_Stated task_
Check every line below for the word "most" and copy each one that has it.

_Data excerpts_
◇ ◇ ◇
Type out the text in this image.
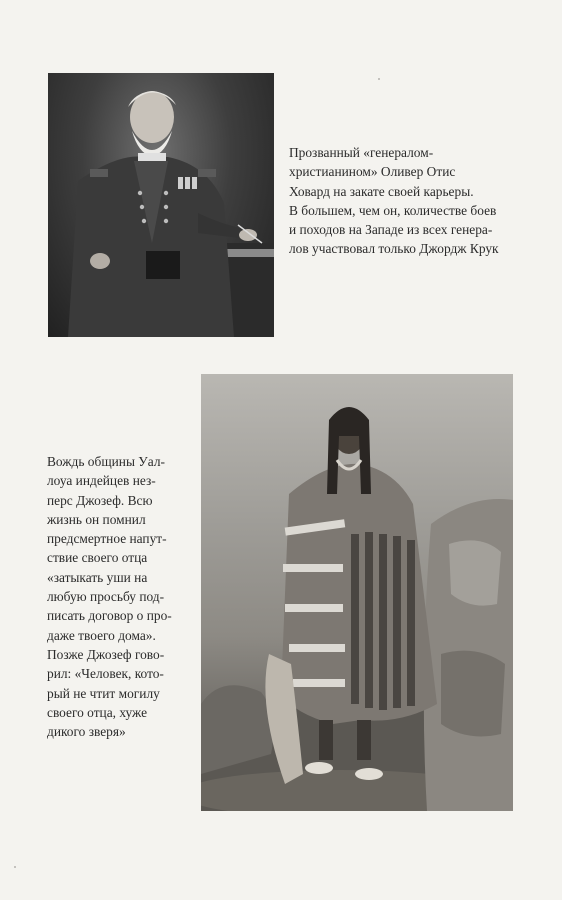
Прозванный «генералом-
христианином» Оливер Отис
Ховард на закате своей карьеры.
В большем, чем он, количестве боев
и походов на Западе из всех генера-
лов участвовал только Джордж Крук
Вождь общины Уал-
лоуа индейцев нез-
перс Джозеф. Всю
жизнь он помнил
предсмертное напут-
ствие своего отца
«затыкать уши на
любую просьбу под-
писать договор о про-
даже твоего дома».
Позже Джозеф гово-
рил: «Человек, кото-
рый не чтит могилу
своего отца, хуже
дикого зверя»
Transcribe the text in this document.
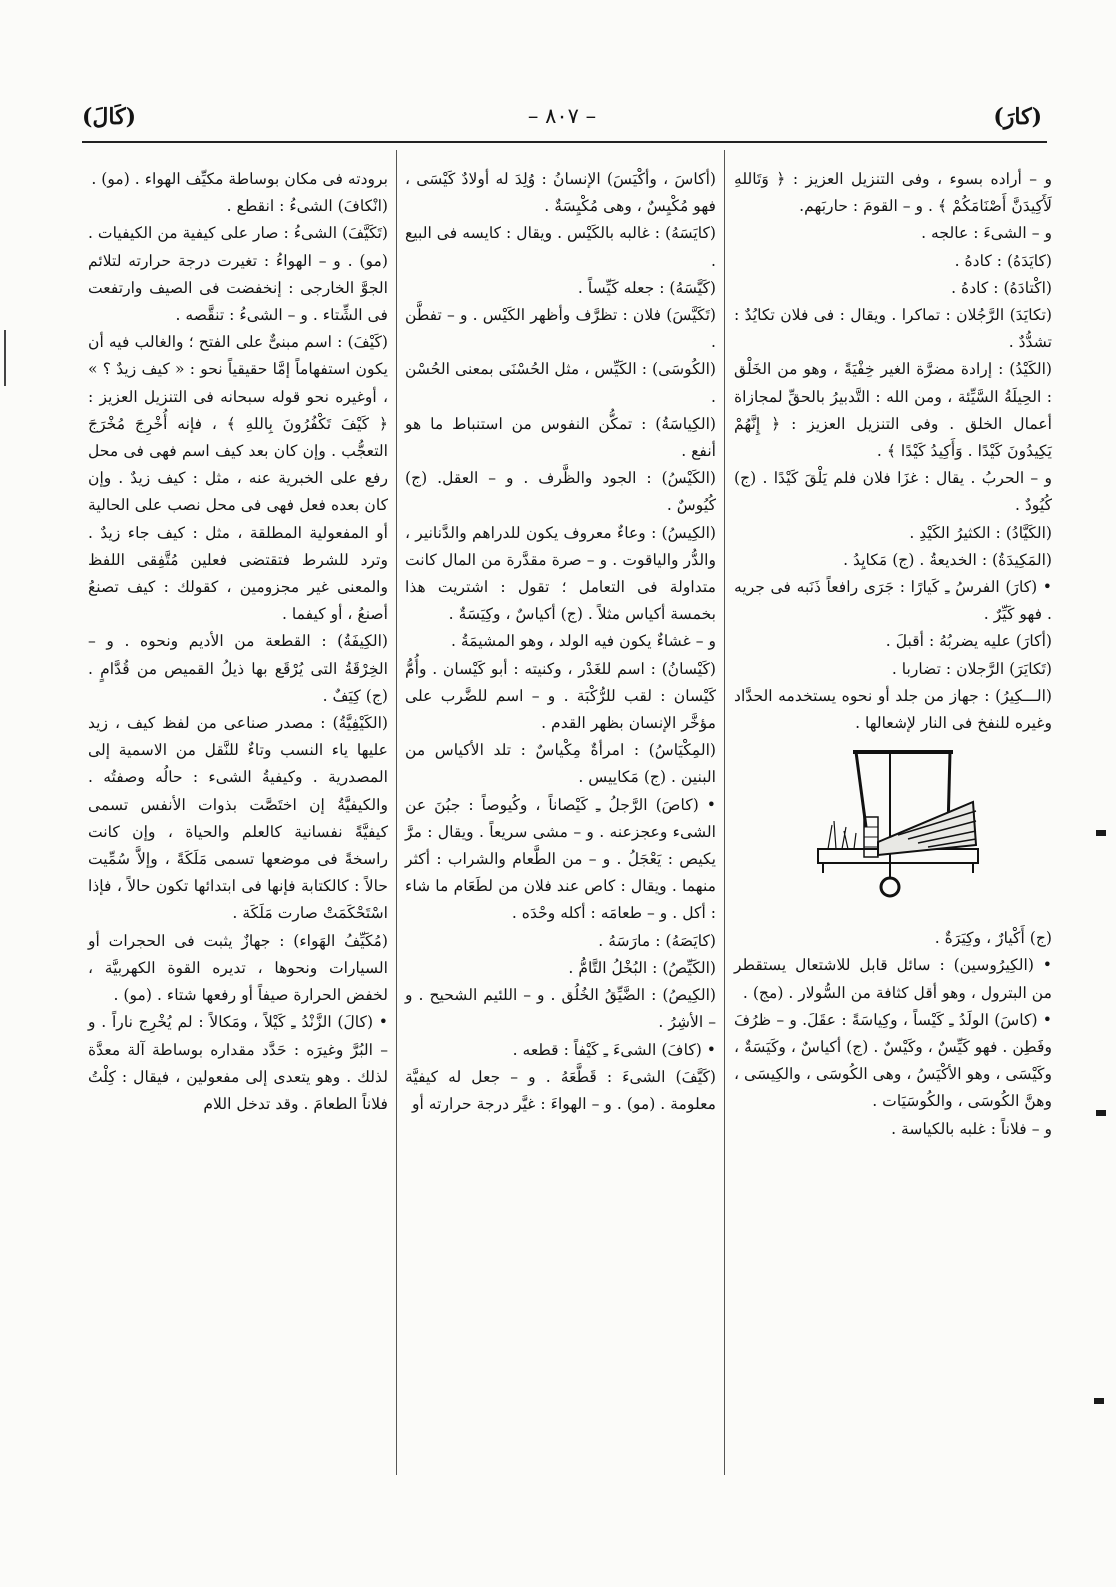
(كارَ)
– ٨٠٧ –
(كَالَ)

و – أراده بسوء ، وفى التنزيل العزيز : ﴿ وَتَاللهِ لَأَكِيدَنَّ أَصْنَامَكُمْ ﴾ . و – القومَ : حاربَهم.

و – الشىءَ : عالجه .

(كايَدَهُ) : كادهُ .

(اكْتادَهُ) : كادهُ .

(تكايَدَ) الرَّجُلان : تماكرا . ويقال : فى فلان تكايُدٌ : تشدُّدٌ .

(الكَيْدُ) : إرادة مضرَّة الغير خِفْيَةً ، وهو من الخَلْق : الحِيلَةُ السَّيِّئة ، ومن الله : التَّدبيرُ بالحقِّ لمجازاة أعمال الخلق . وفى التنزيل العزيز : ﴿ إِنَّهُمْ يَكِيدُونَ كَيْدًا . وَأَكِيدُ كَيْدًا ﴾ .

و – الحربُ . يقال : غزَا فلان فلم يَلْقَ كَيْدًا . (ج) كُيُودٌ .

(الكَيَّادُ) : الكثيرُ الكَيْدِ .

(المَكِيدَةُ) : الخديعةُ . (ج) مَكايِدُ .

• (كارَ) الفرسُ ـِ كَيارًا : جَرَى رافعاً ذَنَبه فى جريه . فهو كَيِّرٌ .

(أكارَ) عليه يضربُهُ : أقبلَ .

(تَكايَرَ) الرَّجلان : تضاربا .

(الـــكِيرُ) : جهاز من جلد أو نحوه يستخدمه الحدَّاد وغيره للنفخ فى النار لإشعالها .

(ج) أَكْيارٌ ، وكِيَرَةٌ .

• (الكِيرُوسين) : سائل قابل للاشتعال يستقطر من البترول ، وهو أقل كثافة من السُّولار . (مج) .

• (كاسَ) الولَدُ ـِ كَيْساً ، وكِياسَةً : عقَلَ. و – ظرُفَ وفَطِن . فهو كَيِّسٌ ، وكَيْسٌ . (ج) أكياسٌ ، وكَيَسَةٌ ، وكَيْسَى ، وهو الأكْيَسُ ، وهى الكُوسَى ، والكِيسَى ، وهنَّ الكُوسَى ، والكُوسَيَات .

و – فلاناً : غلبه بالكياسة .

(أكاسَ ، وأكْيَسَ) الإنسانُ : وُلِدَ له أولادٌ كَيْسَى ، فهو مُكْيِسٌ ، وهى مُكْيِسَةٌ .

(كايَسَهُ) : غالبه بالكَيْس . ويقال : كايسه فى البيع .

(كَيَّسَهُ) : جعله كَيِّساً .

(تَكَيَّسَ) فلان : تظرَّف وأظهر الكَيْس . و – تفطَّن .

(الكُوسَى) : الكَيِّس ، مثل الحُسْنَى بمعنى الحُسْن .

(الكِياسَةُ) : تمكُّن النفوس من استنباط ما هو أنفع .

(الكَيْسُ) : الجود والظَّرف . و – العقل. (ج) كُيُوسٌ .

(الكِيسُ) : وعاءٌ معروف يكون للدراهم والدَّنانير ، والدُّر والياقوت . و – صرة مقدَّرة من المال كانت متداولة فى التعامل ؛ تقول : اشتريت هذا بخمسة أكياس مثلاً . (ج) أكياسٌ ، وكِيَسَةٌ .

و – غشاءٌ يكون فيه الولد ، وهو المشيمَةُ .

(كَيْسانُ) : اسم للغَدْر ، وكنيته : أبو كَيْسان . وأُمُّ كَيْسان : لقب للرُّكْبَة . و – اسم للضَّرب على مؤخَّر الإنسان بظهر القدم .

(المِكْيَاسُ) : امرأةٌ مِكْياسٌ : تلد الأكياس من البنين . (ج) مَكاييس .

• (كاصَ) الرَّجلُ ـِ كَيْصاناً ، وكُيوصاً : جبُنَ عن الشىء وعجزعنه . و – مشى سريعاً . ويقال : مرَّ يكيص : يَعْجَلُ . و – من الطَّعام والشراب : أكثر منهما . ويقال : كاص عند فلان من لطَعَام ما شاء : أكل . و – طعامَه : أكله وحْدَه .

(كايَصَهُ) : مارَسَهُ .

(الكَيِّصُ) : البُخْلُ التَّامُّ .

(الكِيصُ) : الضَّيِّقُ الخُلُق . و – اللئيم الشحيح . و – الأشِرُ .

• (كافَ) الشىءَ ـِ كَيْفاً : قطعه .

(كَيَّفَ) الشىءَ : قَطَّعَهُ . و – جعل له كيفيَّة معلومة . (مو) . و – الهواءَ : غيَّر درجة حرارته أو

برودته فى مكان بوساطة مكيِّف الهواء . (مو) .

(انْكافَ) الشىءُ : انقطع .

(تَكَيَّفَ) الشىءُ : صار على كيفية من الكيفيات . (مو) . و – الهواءُ : تغيرت درجة حرارته لتلائم الجوَّ الخارجى : إنخفضت فى الصيف وارتفعت فى الشِّتاء . و – الشىءُ : تنقَّصه .

(كَيْفَ) : اسم مبنىٌّ على الفتح ؛ والغالب فيه أن يكون استفهاماً إمَّا حقيقياً نحو : « كيف زيدٌ ؟ » ، أوغيره نحو قوله سبحانه فى التنزيل العزيز : ﴿ كَيْفَ تَكْفُرُونَ بِاللهِ ﴾ ، فإنه أُخْرِجَ مُخْرَجَ التعجُّب . وإن كان بعد كيف اسم فهى فى محل رفع على الخبرية عنه ، مثل : كيف زيدٌ . وإن كان بعده فعل فهى فى محل نصب على الحالية أو المفعولية المطلقة ، مثل : كيف جاء زيدٌ . وترد للشرط فتقتضى فعلين مُتَّفِقى اللفظ والمعنى غير مجزومين ، كقولك : كيف تصنعُ أصنعُ ، أو كيفما .

(الكِيفَةُ) : القطعة من الأديم ونحوه . و – الخِرْقَةُ التى يُرْقَع بها ذيلُ القميص من قُدَّامٍ . (ج) كِيَفٌ .

(الكَيْفِيَّةُ) : مصدر صناعى من لفظ كيف ، زيد عليها ياء النسب وتاءٌ للنَّقل من الاسمية إلى المصدرية . وكيفيةُ الشىء : حالُه وصفتُه . والكيفيَّةُ إن اختَصَّت بذوات الأنفس تسمى كيفيَّةً نفسانية كالعلم والحياة ، وإن كانت راسخةً فى موضعها تسمى مَلَكَةً ، وإلاَّ سُمِّيت حالاً : كالكتابة فإنها فى ابتدائها تكون حالاً ، فإذا اسْتَحْكَمَتْ صارت مَلَكَة .

(مُكَيِّفُ الهَواء) : جهازٌ يثبت فى الحجرات أو السيارات ونحوها ، تديره القوة الكهربيَّة ، لخفض الحرارة صيفاً أو رفعها شتاء . (مو) .

• (كالَ) الزَّنْدُ ـِ كَيْلاً ، ومَكالاً : لم يُخْرِج ناراً . و – البُرَّ وغيرَه : حَدَّد مقداره بوساطة آلة معدَّة لذلك . وهو يتعدى إلى مفعولين ، فيقال : كِلْتُ فلاناً الطعامَ . وقد تدخل اللام
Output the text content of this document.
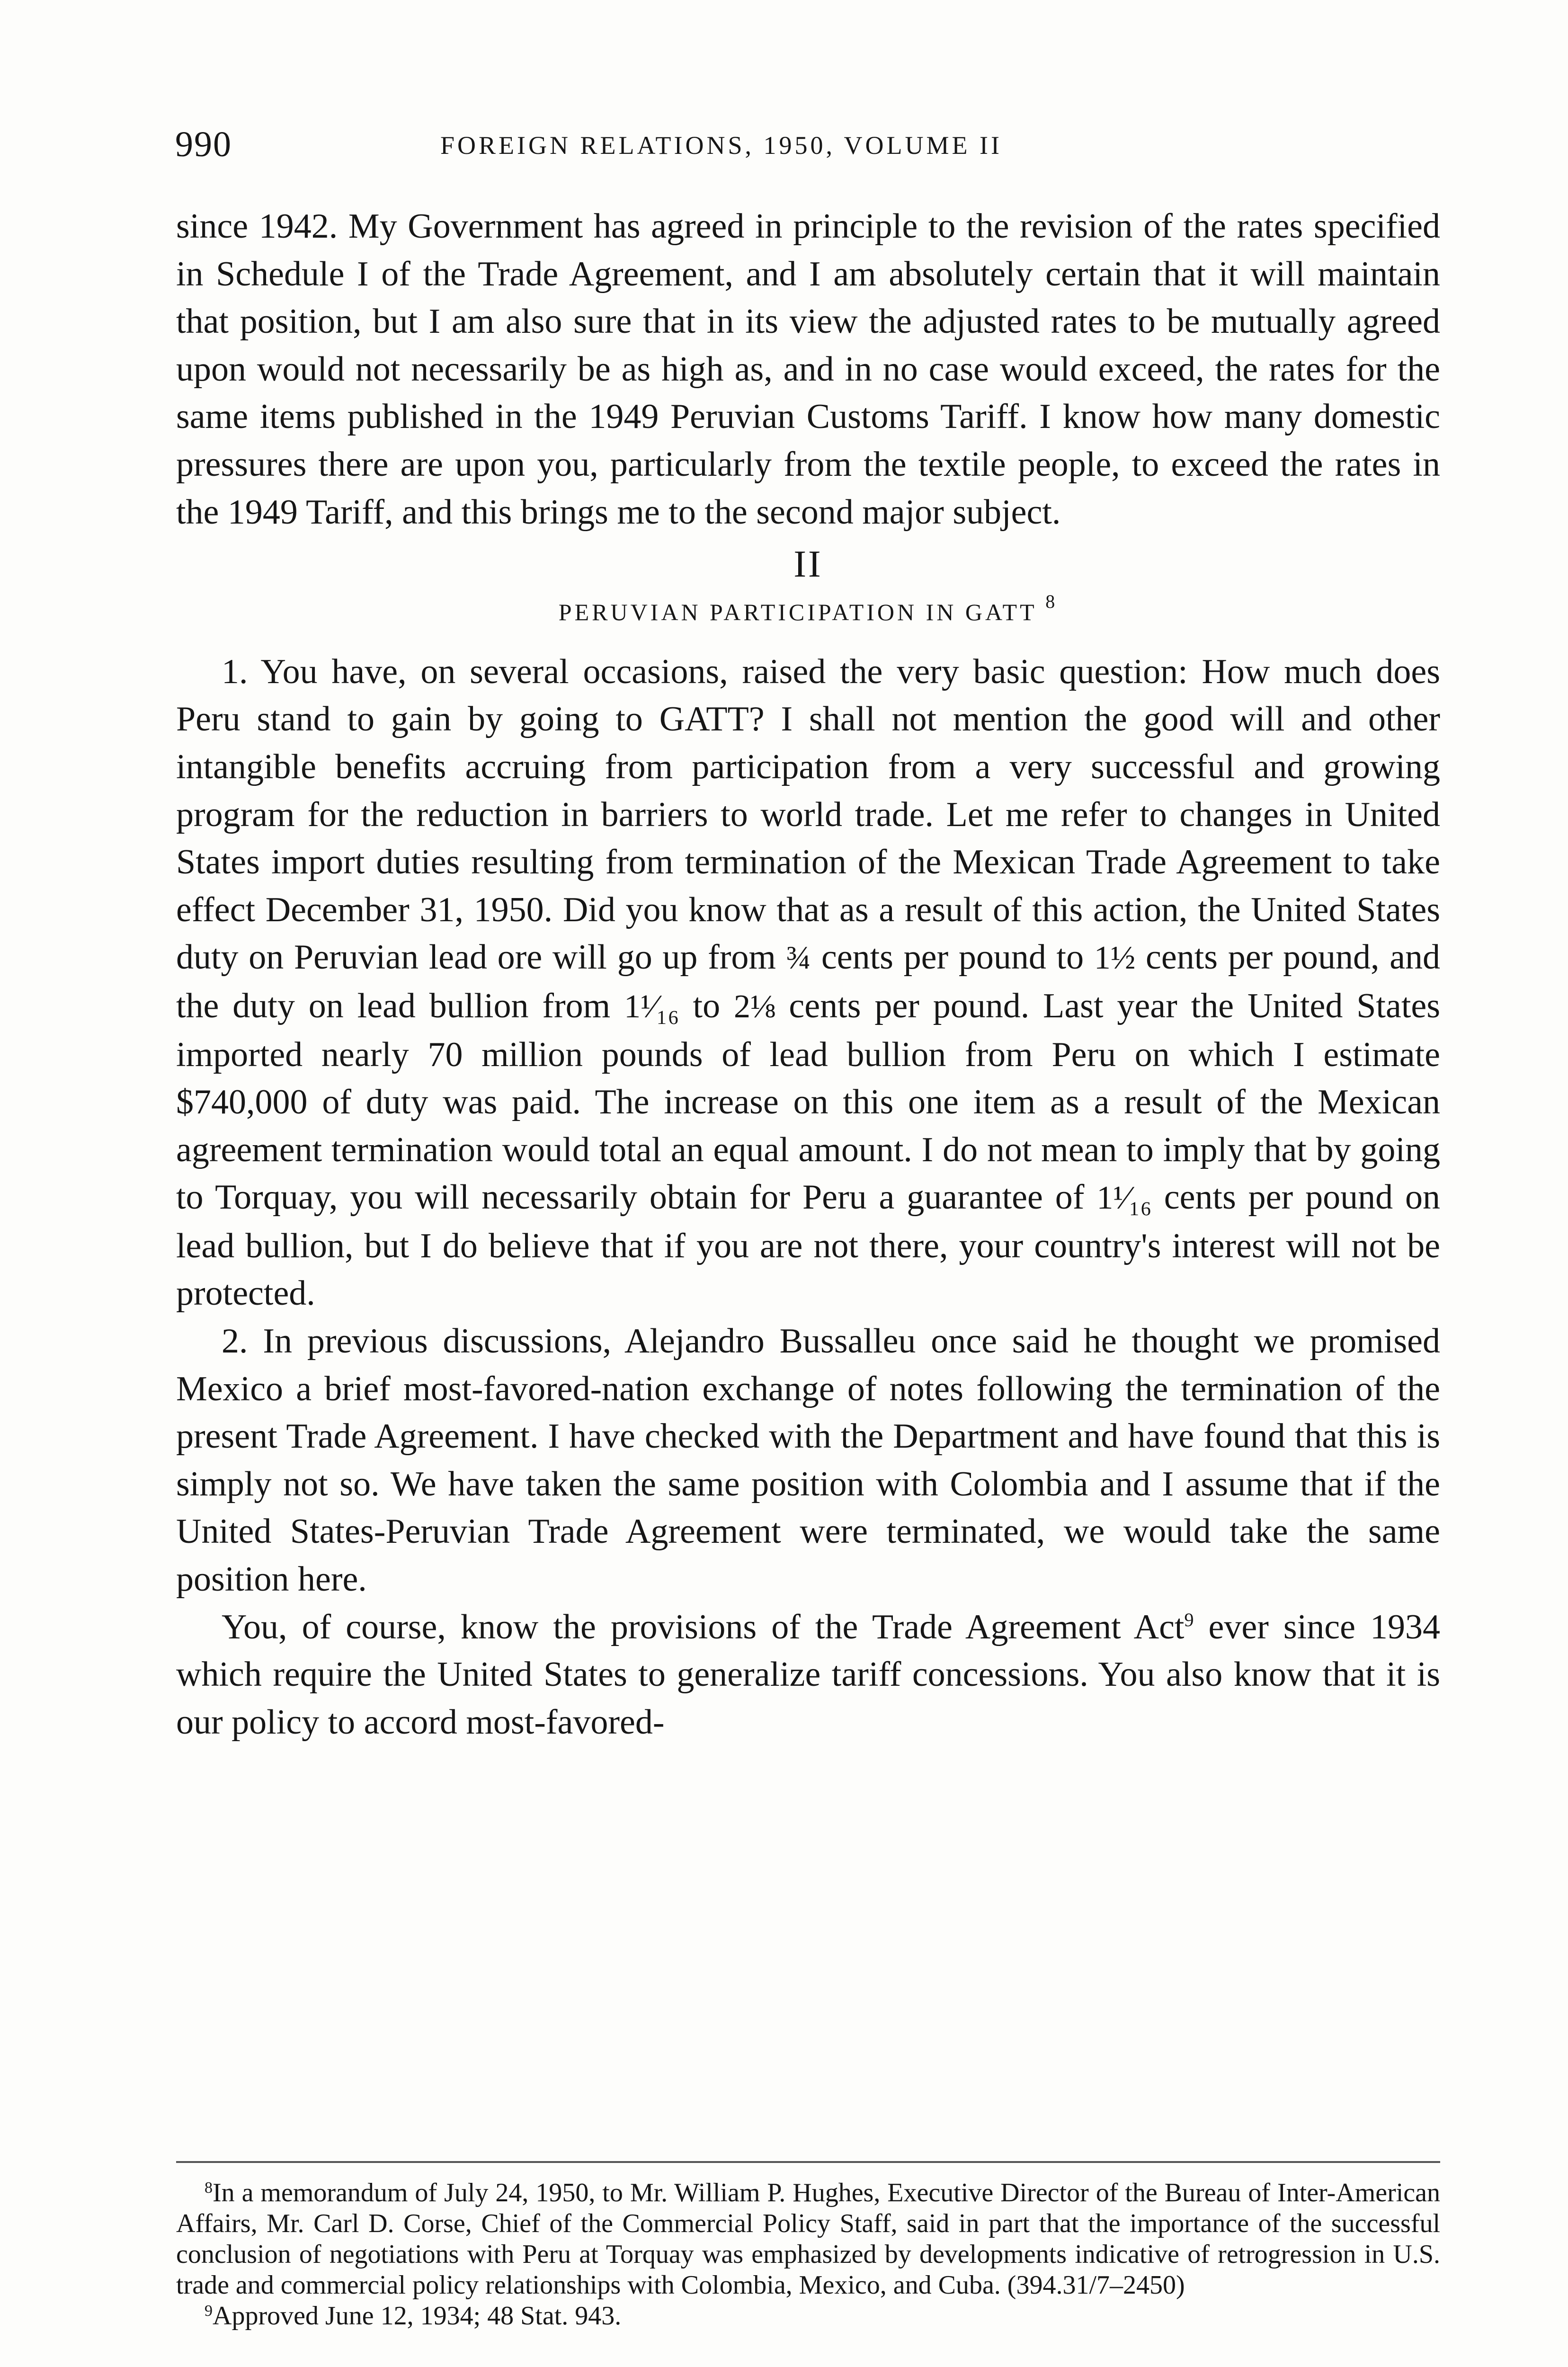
990	FOREIGN RELATIONS, 1950, VOLUME II

since 1942. My Government has agreed in principle to the revision of the rates specified in Schedule I of the Trade Agreement, and I am absolutely certain that it will maintain that position, but I am also sure that in its view the adjusted rates to be mutually agreed upon would not necessarily be as high as, and in no case would exceed, the rates for the same items published in the 1949 Peruvian Customs Tariff. I know how many domestic pressures there are upon you, particularly from the textile people, to exceed the rates in the 1949 Tariff, and this brings me to the second major subject.

II
PERUVIAN PARTICIPATION IN GATT $^8$

1. You have, on several occasions, raised the very basic question: How much does Peru stand to gain by going to GATT? I shall not mention the good will and other intangible benefits accruing from participation from a very successful and growing program for the reduction in barriers to world trade. Let me refer to changes in United States import duties resulting from termination of the Mexican Trade Agreement to take effect December 31, 1950. Did you know that as a result of this action, the United States duty on Peruvian lead ore will go up from ¾ cents per pound to 1½ cents per pound, and the duty on lead bullion from 1¹⁄₁₆ to 2⅛ cents per pound. Last year the United States imported nearly 70 million pounds of lead bullion from Peru on which I estimate $740,000 of duty was paid. The increase on this one item as a result of the Mexican agreement termination would total an equal amount. I do not mean to imply that by going to Torquay, you will necessarily obtain for Peru a guarantee of 1¹⁄₁₆ cents per pound on lead bullion, but I do believe that if you are not there, your country's interest will not be protected.

2. In previous discussions, Alejandro Bussalleu once said he thought we promised Mexico a brief most-favored-nation exchange of notes following the termination of the present Trade Agreement. I have checked with the Department and have found that this is simply not so. We have taken the same position with Colombia and I assume that if the United States-Peruvian Trade Agreement were terminated, we would take the same position here.

You, of course, know the provisions of the Trade Agreement Act$^9$ ever since 1934 which require the United States to generalize tariff concessions. You also know that it is our policy to accord most-favored-

$^8$In a memorandum of July 24, 1950, to Mr. William P. Hughes, Executive Director of the Bureau of Inter-American Affairs, Mr. Carl D. Corse, Chief of the Commercial Policy Staff, said in part that the importance of the successful conclusion of negotiations with Peru at Torquay was emphasized by developments indicative of retrogression in U.S. trade and commercial policy relationships with Colombia, Mexico, and Cuba. (394.31/7–2450)

$^9$Approved June 12, 1934; 48 Stat. 943.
◇ ◇ ◇
_Response to this task_
2. In previous discussions, Alejandro Bussalleu once said he thought we promised Mexico a brief most-favored-nation exchange of notes following the termination of the present Trade Agreement. I have checked with the Department and have found that this is simply not so. We have taken the same position with Colombia and I assume that if the United States-Peruvian Trade Agreement were terminated, we would take the same position here.
You, of course, know the provisions of the Trade Agreement Act$^9$ ever since 1934 which require the United States to generalize tariff concessions. You also know that it is our policy to accord most-favored-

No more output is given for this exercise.